▶ Brief:
Extend the conference call transcript about the 12F program, beginning right after its final sentence.

▶ Selected extract:
********************

Just prioritization of the rest of the pipeline for this year?

Right. That's right. That's right. Wendy, do you want to take the first one, the 12F Ib study?

Actually, I think, I guess, like you just mentioned about the completion will be the first -- Phase Ib will be like 2024 first quarter or so, and then -- I think the data, we're just looking for that time frame. So now as early and premature yet. So the second question the...

12F durability.

The durability. Actually, we're very confident from our 29 patients from the IIT already. We've got a very good data, right? And also durabilities we're going to explore the data, I think we just mentioned about a couple of people asking for -- in this year later on, right, either one in the meeting or manuscript, right?

Yes. Yes. We can provide more details about the durability, but you can you hear from us, we're very encouraged, very confident. So let's look forward.

Now the third part, which is prioritization. The 12F has been demonstrated such safe, very outstanding safety profile as well as efficacy across -- about now total 50 patients and across 3 indications, r/r MM, NDMM, NHL. We believe this dual-targeting compound has very unique applicability. In addition to hematological cancers, there will be a possibility to cross the line to immunology indications because of BCMA CD19, or CD19 or/and the CD19. So we reprioritize our resources, and we like to focus on expansion of the application of this product.

And with that, our final question comes from the line of Louise Chen from Cantor Fitzgerald.

This is Wayne for Louise. Congrats on the progress. So my first question is, do you think the Phase II portion of the U.S. study for the GC012 that could serve as a basis for accelerated approval? And then I also wanted to ask, you have a lot of going on this year, very, very busy. So what are your key most important readouts that you're looking forward to this year?

Yes, 2 questions. Wendy, do you want me to take that one?

Yes, go ahead.

Okay. The Phase II -- after the Phase II [15] patients enrollment, are we looking at a breakthrough? It's very possible, of course. But let's see from Phase Ib data, and we'll certainly look forward to apply for that. Now we do have a lot going on this year, particularly this year, lots going on. R&D study in the U.S. and new programs entering clinical IIT and we are moving on borrowing some of these new products, R&D filing in the U.S. as well as in China.

But it's all been laid out nicely. They are stack out with all the resources aligned. And of course, the focus is continue to be without hesitation pushing forward with the 12F on r/r MM because that's going to demonstrate a lot of features of this product.

********************

▶ Available data:
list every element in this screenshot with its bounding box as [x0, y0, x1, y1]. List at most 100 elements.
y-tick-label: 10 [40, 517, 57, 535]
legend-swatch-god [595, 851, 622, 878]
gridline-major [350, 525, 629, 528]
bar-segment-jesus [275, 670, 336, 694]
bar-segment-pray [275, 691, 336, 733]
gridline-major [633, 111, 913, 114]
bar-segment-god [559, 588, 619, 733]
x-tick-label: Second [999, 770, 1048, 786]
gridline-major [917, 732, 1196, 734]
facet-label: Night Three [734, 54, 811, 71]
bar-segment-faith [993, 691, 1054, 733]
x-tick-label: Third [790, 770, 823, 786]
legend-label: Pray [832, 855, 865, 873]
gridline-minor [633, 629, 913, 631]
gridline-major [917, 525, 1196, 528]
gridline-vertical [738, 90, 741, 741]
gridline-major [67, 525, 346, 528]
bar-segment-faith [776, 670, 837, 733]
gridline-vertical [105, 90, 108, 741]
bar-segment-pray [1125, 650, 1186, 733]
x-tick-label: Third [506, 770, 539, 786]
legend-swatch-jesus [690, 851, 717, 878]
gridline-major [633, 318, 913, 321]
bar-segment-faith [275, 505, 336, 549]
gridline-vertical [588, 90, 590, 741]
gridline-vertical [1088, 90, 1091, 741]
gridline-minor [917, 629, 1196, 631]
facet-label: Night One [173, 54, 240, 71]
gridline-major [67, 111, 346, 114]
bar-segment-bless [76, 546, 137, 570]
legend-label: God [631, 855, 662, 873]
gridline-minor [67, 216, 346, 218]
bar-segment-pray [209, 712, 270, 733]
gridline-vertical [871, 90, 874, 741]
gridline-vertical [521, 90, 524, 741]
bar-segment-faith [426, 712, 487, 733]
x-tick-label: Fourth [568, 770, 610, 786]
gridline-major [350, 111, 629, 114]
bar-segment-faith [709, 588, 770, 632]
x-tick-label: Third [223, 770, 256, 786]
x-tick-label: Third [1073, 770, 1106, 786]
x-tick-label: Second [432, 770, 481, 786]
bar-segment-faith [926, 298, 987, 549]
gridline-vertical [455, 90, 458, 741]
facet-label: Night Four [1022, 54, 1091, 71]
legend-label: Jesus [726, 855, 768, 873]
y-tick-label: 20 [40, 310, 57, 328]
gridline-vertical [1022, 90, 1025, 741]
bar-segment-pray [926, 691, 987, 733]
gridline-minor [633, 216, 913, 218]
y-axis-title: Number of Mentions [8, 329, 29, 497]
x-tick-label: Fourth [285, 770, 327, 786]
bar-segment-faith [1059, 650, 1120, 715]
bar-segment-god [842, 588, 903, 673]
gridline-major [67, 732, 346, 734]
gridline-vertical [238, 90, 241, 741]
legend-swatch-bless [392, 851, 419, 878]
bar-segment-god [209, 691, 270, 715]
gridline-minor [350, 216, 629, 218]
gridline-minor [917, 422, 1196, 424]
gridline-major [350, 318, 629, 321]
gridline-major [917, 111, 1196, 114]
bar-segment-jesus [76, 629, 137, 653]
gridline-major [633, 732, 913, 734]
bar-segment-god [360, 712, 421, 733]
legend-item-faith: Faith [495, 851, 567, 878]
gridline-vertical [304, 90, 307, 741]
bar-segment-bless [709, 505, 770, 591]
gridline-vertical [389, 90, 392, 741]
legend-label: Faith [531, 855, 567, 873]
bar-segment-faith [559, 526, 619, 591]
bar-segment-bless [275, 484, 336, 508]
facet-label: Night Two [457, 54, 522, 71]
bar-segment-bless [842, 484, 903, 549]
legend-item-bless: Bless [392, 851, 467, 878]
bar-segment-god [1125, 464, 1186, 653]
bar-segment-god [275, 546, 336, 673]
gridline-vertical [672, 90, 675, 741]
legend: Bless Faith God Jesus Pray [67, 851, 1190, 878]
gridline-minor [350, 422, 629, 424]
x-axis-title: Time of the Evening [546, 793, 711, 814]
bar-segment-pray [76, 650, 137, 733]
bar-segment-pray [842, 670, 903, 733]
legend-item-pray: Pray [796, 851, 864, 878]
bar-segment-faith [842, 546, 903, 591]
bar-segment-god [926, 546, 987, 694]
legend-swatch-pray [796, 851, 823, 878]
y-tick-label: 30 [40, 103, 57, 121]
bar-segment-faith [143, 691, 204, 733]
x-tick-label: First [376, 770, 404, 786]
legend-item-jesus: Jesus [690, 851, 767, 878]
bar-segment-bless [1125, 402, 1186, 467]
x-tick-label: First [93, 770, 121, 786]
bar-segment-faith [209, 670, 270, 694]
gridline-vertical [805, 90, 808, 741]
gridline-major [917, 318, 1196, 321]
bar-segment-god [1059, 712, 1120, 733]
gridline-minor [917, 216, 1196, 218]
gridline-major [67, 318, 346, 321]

********************

▶ Exercise answer:
And then additional application of this compound is sort of being laid out, newly diagnosed NHL and potentially the immunology indication. So these are sort of key focus. But then we are also very excited about the solid tumor program. Claudin 18.2 is sort of proven target. Now our logic is very simple. If we add on SMART CAR device would the efficacy be better, which is so much needed for solid tumor, right?

Now for the TruUCAR platform, with continuing refinement of the UCAR-T product technology as well as the product and with the goal of extending the persistence, which is the key to off-the-shelf CAR-T product. And we do see very encouraging preclinical data in both solid tumor program as well as the UCAR-T program.

And then we'll see now what's going to happen in preclinical model and would like to see in human model -- in human studies. So it's a very exciting year, and we're looking forward to see data coming out in mid of the year and end of the year.

I would now like to turn the call back to Dr. William Cao.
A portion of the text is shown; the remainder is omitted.